Exercise directions
Seek out every line containing the word "ponieważ", and copy each.

Task inputs
+ + + +
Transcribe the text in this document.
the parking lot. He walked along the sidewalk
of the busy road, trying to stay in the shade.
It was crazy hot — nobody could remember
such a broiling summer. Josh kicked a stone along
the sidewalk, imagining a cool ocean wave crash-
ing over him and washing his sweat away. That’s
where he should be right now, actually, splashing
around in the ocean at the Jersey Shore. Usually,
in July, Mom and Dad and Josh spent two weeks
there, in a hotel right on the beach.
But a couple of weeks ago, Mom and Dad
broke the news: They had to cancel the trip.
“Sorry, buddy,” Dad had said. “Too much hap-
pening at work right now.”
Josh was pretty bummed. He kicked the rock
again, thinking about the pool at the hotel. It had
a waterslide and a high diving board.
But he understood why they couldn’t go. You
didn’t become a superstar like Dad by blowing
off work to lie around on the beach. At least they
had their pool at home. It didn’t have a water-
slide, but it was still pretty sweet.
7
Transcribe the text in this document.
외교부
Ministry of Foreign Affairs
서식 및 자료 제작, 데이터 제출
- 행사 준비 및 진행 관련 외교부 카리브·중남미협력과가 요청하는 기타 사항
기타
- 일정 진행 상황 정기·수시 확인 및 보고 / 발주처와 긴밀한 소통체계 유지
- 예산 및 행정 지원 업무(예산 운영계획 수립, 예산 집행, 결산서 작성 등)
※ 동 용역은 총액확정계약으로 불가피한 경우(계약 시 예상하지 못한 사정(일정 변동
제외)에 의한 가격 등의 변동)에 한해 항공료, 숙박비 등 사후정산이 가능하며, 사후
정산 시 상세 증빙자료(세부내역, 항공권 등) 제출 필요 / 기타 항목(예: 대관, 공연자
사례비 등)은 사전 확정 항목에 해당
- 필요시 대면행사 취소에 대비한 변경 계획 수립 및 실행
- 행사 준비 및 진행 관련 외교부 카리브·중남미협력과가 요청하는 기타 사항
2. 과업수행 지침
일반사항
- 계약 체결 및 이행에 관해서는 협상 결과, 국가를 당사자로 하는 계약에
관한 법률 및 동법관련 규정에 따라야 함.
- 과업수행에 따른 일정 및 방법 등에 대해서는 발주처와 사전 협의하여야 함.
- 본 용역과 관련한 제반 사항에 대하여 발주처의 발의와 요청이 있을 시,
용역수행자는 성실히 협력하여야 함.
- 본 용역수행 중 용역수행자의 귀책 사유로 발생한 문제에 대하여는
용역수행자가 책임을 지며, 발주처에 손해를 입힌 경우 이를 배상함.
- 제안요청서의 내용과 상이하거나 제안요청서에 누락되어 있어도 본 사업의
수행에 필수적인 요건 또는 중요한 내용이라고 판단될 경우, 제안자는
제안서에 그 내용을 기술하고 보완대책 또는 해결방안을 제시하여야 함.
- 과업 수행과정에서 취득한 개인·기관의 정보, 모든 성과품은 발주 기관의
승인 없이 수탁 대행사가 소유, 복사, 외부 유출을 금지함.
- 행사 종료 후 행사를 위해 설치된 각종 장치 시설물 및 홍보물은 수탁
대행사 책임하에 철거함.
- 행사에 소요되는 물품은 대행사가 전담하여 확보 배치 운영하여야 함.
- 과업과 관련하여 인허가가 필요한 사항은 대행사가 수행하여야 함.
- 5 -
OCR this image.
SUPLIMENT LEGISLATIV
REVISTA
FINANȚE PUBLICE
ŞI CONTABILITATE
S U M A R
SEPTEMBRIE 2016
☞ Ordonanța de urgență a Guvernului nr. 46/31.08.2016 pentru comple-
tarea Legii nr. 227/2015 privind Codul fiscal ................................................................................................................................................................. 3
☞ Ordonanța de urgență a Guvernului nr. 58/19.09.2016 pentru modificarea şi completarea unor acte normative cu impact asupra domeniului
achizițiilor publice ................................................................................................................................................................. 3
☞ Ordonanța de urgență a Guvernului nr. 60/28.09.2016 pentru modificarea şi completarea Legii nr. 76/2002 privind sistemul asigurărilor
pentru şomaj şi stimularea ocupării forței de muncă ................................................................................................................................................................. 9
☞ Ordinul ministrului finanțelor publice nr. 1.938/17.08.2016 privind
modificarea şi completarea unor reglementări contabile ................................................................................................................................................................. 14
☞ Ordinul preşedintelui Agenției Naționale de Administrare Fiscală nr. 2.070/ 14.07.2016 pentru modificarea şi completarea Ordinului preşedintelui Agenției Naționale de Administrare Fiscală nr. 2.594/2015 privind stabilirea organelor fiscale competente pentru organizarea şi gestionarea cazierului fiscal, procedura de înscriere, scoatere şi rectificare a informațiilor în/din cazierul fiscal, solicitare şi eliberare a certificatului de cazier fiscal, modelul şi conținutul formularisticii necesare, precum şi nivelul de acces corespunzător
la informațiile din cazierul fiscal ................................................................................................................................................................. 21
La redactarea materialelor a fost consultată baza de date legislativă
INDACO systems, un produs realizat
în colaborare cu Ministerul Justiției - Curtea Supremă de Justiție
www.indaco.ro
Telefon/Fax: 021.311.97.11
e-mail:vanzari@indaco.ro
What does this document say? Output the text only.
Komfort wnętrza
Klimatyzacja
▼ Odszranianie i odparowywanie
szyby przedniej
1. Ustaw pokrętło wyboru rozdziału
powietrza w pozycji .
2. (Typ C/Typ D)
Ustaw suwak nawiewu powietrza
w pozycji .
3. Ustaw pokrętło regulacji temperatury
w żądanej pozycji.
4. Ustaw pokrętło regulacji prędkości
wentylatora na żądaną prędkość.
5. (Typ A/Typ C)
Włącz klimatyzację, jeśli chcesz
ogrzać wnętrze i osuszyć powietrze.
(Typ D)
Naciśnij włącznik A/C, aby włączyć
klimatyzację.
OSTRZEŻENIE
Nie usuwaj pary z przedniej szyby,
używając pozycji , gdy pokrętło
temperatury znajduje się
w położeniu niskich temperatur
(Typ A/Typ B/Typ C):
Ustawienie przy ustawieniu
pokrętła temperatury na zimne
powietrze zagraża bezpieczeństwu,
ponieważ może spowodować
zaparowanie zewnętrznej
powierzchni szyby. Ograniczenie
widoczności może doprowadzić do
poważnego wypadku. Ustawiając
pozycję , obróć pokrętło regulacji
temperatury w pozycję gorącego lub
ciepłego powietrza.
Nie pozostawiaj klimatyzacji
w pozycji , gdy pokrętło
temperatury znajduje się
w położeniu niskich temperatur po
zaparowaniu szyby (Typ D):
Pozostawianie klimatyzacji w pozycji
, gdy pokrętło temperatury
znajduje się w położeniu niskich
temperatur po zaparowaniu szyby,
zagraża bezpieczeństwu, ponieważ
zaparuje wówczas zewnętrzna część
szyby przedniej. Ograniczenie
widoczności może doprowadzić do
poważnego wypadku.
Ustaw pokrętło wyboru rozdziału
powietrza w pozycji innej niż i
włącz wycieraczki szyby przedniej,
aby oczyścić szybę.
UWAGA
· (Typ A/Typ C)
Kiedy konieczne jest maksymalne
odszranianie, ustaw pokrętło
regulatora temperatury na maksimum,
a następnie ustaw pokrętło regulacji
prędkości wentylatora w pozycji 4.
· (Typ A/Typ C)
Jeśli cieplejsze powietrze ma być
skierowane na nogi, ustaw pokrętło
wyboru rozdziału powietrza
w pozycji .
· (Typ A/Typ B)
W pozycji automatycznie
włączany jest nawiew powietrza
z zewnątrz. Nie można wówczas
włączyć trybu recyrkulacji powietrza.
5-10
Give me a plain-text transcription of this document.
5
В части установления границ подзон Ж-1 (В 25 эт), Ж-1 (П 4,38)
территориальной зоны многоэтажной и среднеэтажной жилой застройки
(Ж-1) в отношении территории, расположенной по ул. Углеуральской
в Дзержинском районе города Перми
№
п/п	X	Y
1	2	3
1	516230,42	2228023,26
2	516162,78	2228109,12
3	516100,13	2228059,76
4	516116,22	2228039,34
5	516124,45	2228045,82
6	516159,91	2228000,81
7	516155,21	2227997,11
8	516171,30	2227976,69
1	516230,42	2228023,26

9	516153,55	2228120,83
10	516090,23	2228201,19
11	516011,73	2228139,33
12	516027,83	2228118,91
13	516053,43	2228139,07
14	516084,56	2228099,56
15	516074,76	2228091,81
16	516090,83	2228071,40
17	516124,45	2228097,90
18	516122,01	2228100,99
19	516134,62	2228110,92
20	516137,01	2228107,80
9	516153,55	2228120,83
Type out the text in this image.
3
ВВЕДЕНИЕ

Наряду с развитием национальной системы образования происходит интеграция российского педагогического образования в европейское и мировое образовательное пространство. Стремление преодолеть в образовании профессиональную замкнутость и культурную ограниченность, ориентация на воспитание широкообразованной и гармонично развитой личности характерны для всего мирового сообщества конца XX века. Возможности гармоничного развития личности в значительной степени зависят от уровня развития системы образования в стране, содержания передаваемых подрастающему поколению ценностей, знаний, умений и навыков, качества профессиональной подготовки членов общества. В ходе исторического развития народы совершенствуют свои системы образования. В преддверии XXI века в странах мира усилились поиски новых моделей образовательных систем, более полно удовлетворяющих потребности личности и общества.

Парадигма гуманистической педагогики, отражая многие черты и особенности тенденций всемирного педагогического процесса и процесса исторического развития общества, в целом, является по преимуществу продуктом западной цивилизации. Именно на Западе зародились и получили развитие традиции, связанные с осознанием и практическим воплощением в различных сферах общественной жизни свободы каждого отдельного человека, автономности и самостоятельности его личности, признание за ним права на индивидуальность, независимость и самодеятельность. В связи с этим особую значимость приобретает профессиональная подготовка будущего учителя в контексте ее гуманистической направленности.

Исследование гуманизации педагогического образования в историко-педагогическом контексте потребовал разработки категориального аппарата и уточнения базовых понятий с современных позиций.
+ + + +
Written response
ponieważ może spowodować
zagraża bezpieczeństwu, ponieważ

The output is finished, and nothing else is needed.